BEGIN Supplied records
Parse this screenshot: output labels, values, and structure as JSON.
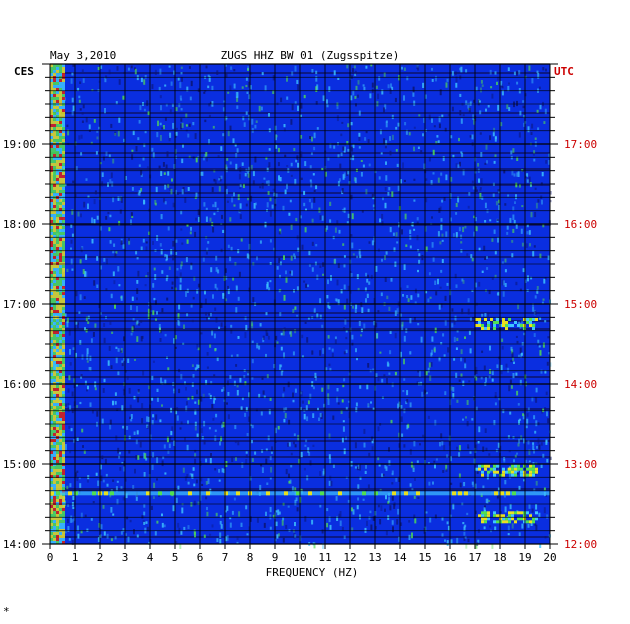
{
  "chart_data": {
    "type": "heatmap",
    "date": "May 3,2010",
    "title": "ZUGS HHZ BW 01 (Zugsspitze)",
    "left_axis_label": "CES",
    "right_axis_label": "UTC",
    "xlabel": "FREQUENCY (HZ)",
    "x_ticks": [
      "0",
      "1",
      "2",
      "3",
      "4",
      "5",
      "6",
      "7",
      "8",
      "9",
      "10",
      "11",
      "12",
      "13",
      "14",
      "15",
      "16",
      "17",
      "18",
      "19",
      "20"
    ],
    "xlim": [
      0,
      20
    ],
    "left_ticks": [
      "19:00",
      "18:00",
      "17:00",
      "16:00",
      "15:00",
      "14:00"
    ],
    "right_ticks": [
      "17:00",
      "16:00",
      "15:00",
      "14:00",
      "13:00",
      "12:00"
    ],
    "time_range_local": [
      "14:00",
      "20:00"
    ],
    "colors": {
      "background_field": "#0a2ee0",
      "dark": "#0b1470",
      "cyan": "#3ec6ff",
      "green": "#52e050",
      "yellow": "#e8e020",
      "red": "#e02010",
      "utc_label": "#cc0000",
      "grid": "#000000"
    },
    "features": [
      {
        "freq_range": [
          0,
          0.6
        ],
        "intensity": "high",
        "note": "low-frequency band"
      },
      {
        "freq_range": [
          17,
          19.5
        ],
        "time_local": "16:45",
        "intensity": "medium"
      },
      {
        "freq_range": [
          17,
          19.5
        ],
        "time_local": "14:55",
        "intensity": "medium"
      },
      {
        "freq_range": [
          0,
          20
        ],
        "time_local": "14:38",
        "intensity": "medium"
      },
      {
        "freq_range": [
          17,
          19.5
        ],
        "time_local": "14:20",
        "intensity": "medium"
      }
    ],
    "footnote": "*"
  }
}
END Supplied records
• [Instruction] Copy every record above exactly, leaving out any pictures.

• [Full response]
Parse this screenshot: output labels, values, and structure as JSON.
{
  "chart_data": {
    "type": "heatmap",
    "date": "May 3,2010",
    "title": "ZUGS HHZ BW 01 (Zugsspitze)",
    "left_axis_label": "CES",
    "right_axis_label": "UTC",
    "xlabel": "FREQUENCY (HZ)",
    "x_ticks": [
      "0",
      "1",
      "2",
      "3",
      "4",
      "5",
      "6",
      "7",
      "8",
      "9",
      "10",
      "11",
      "12",
      "13",
      "14",
      "15",
      "16",
      "17",
      "18",
      "19",
      "20"
    ],
    "xlim": [
      0,
      20
    ],
    "left_ticks": [
      "19:00",
      "18:00",
      "17:00",
      "16:00",
      "15:00",
      "14:00"
    ],
    "right_ticks": [
      "17:00",
      "16:00",
      "15:00",
      "14:00",
      "13:00",
      "12:00"
    ],
    "time_range_local": [
      "14:00",
      "20:00"
    ],
    "colors": {
      "background_field": "#0a2ee0",
      "dark": "#0b1470",
      "cyan": "#3ec6ff",
      "green": "#52e050",
      "yellow": "#e8e020",
      "red": "#e02010",
      "utc_label": "#cc0000",
      "grid": "#000000"
    },
    "features": [
      {
        "freq_range": [
          0,
          0.6
        ],
        "intensity": "high",
        "note": "low-frequency band"
      },
      {
        "freq_range": [
          17,
          19.5
        ],
        "time_local": "16:45",
        "intensity": "medium"
      },
      {
        "freq_range": [
          17,
          19.5
        ],
        "time_local": "14:55",
        "intensity": "medium"
      },
      {
        "freq_range": [
          0,
          20
        ],
        "time_local": "14:38",
        "intensity": "medium"
      },
      {
        "freq_range": [
          17,
          19.5
        ],
        "time_local": "14:20",
        "intensity": "medium"
      }
    ],
    "footnote": "*"
  }
}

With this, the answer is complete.